◆ Brief: It is required that all of the data be written out exactly.

Figure record extracts:

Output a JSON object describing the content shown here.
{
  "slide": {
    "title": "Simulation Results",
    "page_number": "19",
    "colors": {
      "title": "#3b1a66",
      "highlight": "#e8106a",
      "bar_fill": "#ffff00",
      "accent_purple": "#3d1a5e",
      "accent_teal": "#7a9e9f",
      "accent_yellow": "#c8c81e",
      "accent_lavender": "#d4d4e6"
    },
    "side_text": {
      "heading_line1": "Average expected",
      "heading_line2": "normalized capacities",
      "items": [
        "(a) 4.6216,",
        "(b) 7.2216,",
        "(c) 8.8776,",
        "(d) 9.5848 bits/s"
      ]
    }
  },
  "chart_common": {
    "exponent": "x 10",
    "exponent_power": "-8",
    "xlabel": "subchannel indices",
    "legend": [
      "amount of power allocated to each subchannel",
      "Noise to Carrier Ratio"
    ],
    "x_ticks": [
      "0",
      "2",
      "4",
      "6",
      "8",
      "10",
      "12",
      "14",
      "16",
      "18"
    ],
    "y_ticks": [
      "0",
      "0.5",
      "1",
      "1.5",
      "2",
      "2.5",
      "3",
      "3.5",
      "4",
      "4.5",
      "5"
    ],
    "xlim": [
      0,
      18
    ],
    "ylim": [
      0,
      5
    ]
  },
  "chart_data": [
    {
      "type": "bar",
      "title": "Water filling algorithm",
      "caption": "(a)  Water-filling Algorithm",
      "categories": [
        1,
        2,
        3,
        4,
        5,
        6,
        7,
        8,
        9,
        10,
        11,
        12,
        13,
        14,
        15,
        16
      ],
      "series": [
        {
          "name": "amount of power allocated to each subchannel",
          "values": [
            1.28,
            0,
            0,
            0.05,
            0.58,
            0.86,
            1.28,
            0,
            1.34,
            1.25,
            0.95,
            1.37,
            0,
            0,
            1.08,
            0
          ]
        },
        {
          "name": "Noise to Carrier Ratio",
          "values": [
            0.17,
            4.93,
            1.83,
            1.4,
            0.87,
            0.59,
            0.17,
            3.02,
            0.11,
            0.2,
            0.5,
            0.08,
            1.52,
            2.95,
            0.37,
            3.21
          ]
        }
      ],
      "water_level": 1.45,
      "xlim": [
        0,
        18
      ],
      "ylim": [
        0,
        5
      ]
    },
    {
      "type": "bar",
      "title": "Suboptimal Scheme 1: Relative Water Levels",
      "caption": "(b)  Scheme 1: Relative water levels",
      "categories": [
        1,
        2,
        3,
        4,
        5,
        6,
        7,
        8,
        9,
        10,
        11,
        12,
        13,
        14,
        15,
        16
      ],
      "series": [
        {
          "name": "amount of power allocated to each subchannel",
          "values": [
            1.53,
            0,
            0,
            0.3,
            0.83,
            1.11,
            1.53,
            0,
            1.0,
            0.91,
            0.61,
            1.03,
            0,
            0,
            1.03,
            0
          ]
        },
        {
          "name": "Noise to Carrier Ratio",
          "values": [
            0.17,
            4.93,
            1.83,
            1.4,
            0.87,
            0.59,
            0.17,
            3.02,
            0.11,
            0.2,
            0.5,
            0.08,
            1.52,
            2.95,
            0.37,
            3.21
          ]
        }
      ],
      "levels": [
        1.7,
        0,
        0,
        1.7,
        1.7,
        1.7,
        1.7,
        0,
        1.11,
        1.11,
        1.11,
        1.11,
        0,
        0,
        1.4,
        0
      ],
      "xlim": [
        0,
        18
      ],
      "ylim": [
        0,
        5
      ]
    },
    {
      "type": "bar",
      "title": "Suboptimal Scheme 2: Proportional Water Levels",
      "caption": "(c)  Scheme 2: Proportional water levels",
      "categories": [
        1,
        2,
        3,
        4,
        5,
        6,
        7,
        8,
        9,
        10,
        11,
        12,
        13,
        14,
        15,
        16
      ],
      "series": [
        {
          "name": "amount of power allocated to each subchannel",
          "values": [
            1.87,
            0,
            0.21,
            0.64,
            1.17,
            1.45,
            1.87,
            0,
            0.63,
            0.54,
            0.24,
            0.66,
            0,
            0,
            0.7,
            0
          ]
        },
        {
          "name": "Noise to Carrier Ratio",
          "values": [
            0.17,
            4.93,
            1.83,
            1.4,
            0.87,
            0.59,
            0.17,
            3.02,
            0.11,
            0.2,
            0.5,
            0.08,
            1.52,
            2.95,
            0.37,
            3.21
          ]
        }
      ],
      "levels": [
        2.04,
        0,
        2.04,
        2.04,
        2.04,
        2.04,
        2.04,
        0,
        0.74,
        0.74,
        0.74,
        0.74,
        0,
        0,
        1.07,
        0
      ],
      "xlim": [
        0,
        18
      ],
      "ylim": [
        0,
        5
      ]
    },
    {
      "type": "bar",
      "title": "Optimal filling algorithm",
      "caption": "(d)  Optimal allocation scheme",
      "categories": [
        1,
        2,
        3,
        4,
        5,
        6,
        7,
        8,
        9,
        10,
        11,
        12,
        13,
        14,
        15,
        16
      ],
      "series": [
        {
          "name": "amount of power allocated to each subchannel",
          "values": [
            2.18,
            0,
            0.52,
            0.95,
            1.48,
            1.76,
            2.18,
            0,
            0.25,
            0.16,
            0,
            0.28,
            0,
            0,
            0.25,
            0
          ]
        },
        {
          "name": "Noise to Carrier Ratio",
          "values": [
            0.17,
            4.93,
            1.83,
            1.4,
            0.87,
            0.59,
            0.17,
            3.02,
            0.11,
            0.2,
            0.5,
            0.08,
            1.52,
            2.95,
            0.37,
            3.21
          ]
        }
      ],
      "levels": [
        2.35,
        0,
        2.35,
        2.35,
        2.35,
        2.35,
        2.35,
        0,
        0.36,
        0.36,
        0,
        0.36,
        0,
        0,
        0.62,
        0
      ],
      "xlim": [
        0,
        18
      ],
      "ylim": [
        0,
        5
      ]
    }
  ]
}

◆ Task response:
Output a JSON object describing the content shown here.
{
  "slide": {
    "title": "Simulation Results",
    "page_number": "19",
    "colors": {
      "title": "#3b1a66",
      "highlight": "#e8106a",
      "bar_fill": "#ffff00",
      "accent_purple": "#3d1a5e",
      "accent_teal": "#7a9e9f",
      "accent_yellow": "#c8c81e",
      "accent_lavender": "#d4d4e6"
    },
    "side_text": {
      "heading_line1": "Average expected",
      "heading_line2": "normalized capacities",
      "items": [
        "(a) 4.6216,",
        "(b) 7.2216,",
        "(c) 8.8776,",
        "(d) 9.5848 bits/s"
      ]
    }
  },
  "chart_common": {
    "exponent": "x 10",
    "exponent_power": "-8",
    "xlabel": "subchannel indices",
    "legend": [
      "amount of power allocated to each subchannel",
      "Noise to Carrier Ratio"
    ],
    "x_ticks": [
      "0",
      "2",
      "4",
      "6",
      "8",
      "10",
      "12",
      "14",
      "16",
      "18"
    ],
    "y_ticks": [
      "0",
      "0.5",
      "1",
      "1.5",
      "2",
      "2.5",
      "3",
      "3.5",
      "4",
      "4.5",
      "5"
    ],
    "xlim": [
      0,
      18
    ],
    "ylim": [
      0,
      5
    ]
  },
  "chart_data": [
    {
      "type": "bar",
      "title": "Water filling algorithm",
      "caption": "(a)  Water-filling Algorithm",
      "categories": [
        1,
        2,
        3,
        4,
        5,
        6,
        7,
        8,
        9,
        10,
        11,
        12,
        13,
        14,
        15,
        16
      ],
      "series": [
        {
          "name": "amount of power allocated to each subchannel",
          "values": [
            1.28,
            0,
            0,
            0.05,
            0.58,
            0.86,
            1.28,
            0,
            1.34,
            1.25,
            0.95,
            1.37,
            0,
            0,
            1.08,
            0
          ]
        },
        {
          "name": "Noise to Carrier Ratio",
          "values": [
            0.17,
            4.93,
            1.83,
            1.4,
            0.87,
            0.59,
            0.17,
            3.02,
            0.11,
            0.2,
            0.5,
            0.08,
            1.52,
            2.95,
            0.37,
            3.21
          ]
        }
      ],
      "water_level": 1.45,
      "xlim": [
        0,
        18
      ],
      "ylim": [
        0,
        5
      ]
    },
    {
      "type": "bar",
      "title": "Suboptimal Scheme 1: Relative Water Levels",
      "caption": "(b)  Scheme 1: Relative water levels",
      "categories": [
        1,
        2,
        3,
        4,
        5,
        6,
        7,
        8,
        9,
        10,
        11,
        12,
        13,
        14,
        15,
        16
      ],
      "series": [
        {
          "name": "amount of power allocated to each subchannel",
          "values": [
            1.53,
            0,
            0,
            0.3,
            0.83,
            1.11,
            1.53,
            0,
            1.0,
            0.91,
            0.61,
            1.03,
            0,
            0,
            1.03,
            0
          ]
        },
        {
          "name": "Noise to Carrier Ratio",
          "values": [
            0.17,
            4.93,
            1.83,
            1.4,
            0.87,
            0.59,
            0.17,
            3.02,
            0.11,
            0.2,
            0.5,
            0.08,
            1.52,
            2.95,
            0.37,
            3.21
          ]
        }
      ],
      "levels": [
        1.7,
        0,
        0,
        1.7,
        1.7,
        1.7,
        1.7,
        0,
        1.11,
        1.11,
        1.11,
        1.11,
        0,
        0,
        1.4,
        0
      ],
      "xlim": [
        0,
        18
      ],
      "ylim": [
        0,
        5
      ]
    },
    {
      "type": "bar",
      "title": "Suboptimal Scheme 2: Proportional Water Levels",
      "caption": "(c)  Scheme 2: Proportional water levels",
      "categories": [
        1,
        2,
        3,
        4,
        5,
        6,
        7,
        8,
        9,
        10,
        11,
        12,
        13,
        14,
        15,
        16
      ],
      "series": [
        {
          "name": "amount of power allocated to each subchannel",
          "values": [
            1.87,
            0,
            0.21,
            0.64,
            1.17,
            1.45,
            1.87,
            0,
            0.63,
            0.54,
            0.24,
            0.66,
            0,
            0,
            0.7,
            0
          ]
        },
        {
          "name": "Noise to Carrier Ratio",
          "values": [
            0.17,
            4.93,
            1.83,
            1.4,
            0.87,
            0.59,
            0.17,
            3.02,
            0.11,
            0.2,
            0.5,
            0.08,
            1.52,
            2.95,
            0.37,
            3.21
          ]
        }
      ],
      "levels": [
        2.04,
        0,
        2.04,
        2.04,
        2.04,
        2.04,
        2.04,
        0,
        0.74,
        0.74,
        0.74,
        0.74,
        0,
        0,
        1.07,
        0
      ],
      "xlim": [
        0,
        18
      ],
      "ylim": [
        0,
        5
      ]
    },
    {
      "type": "bar",
      "title": "Optimal filling algorithm",
      "caption": "(d)  Optimal allocation scheme",
      "categories": [
        1,
        2,
        3,
        4,
        5,
        6,
        7,
        8,
        9,
        10,
        11,
        12,
        13,
        14,
        15,
        16
      ],
      "series": [
        {
          "name": "amount of power allocated to each subchannel",
          "values": [
            2.18,
            0,
            0.52,
            0.95,
            1.48,
            1.76,
            2.18,
            0,
            0.25,
            0.16,
            0,
            0.28,
            0,
            0,
            0.25,
            0
          ]
        },
        {
          "name": "Noise to Carrier Ratio",
          "values": [
            0.17,
            4.93,
            1.83,
            1.4,
            0.87,
            0.59,
            0.17,
            3.02,
            0.11,
            0.2,
            0.5,
            0.08,
            1.52,
            2.95,
            0.37,
            3.21
          ]
        }
      ],
      "levels": [
        2.35,
        0,
        2.35,
        2.35,
        2.35,
        2.35,
        2.35,
        0,
        0.36,
        0.36,
        0,
        0.36,
        0,
        0,
        0.62,
        0
      ],
      "xlim": [
        0,
        18
      ],
      "ylim": [
        0,
        5
      ]
    }
  ]
}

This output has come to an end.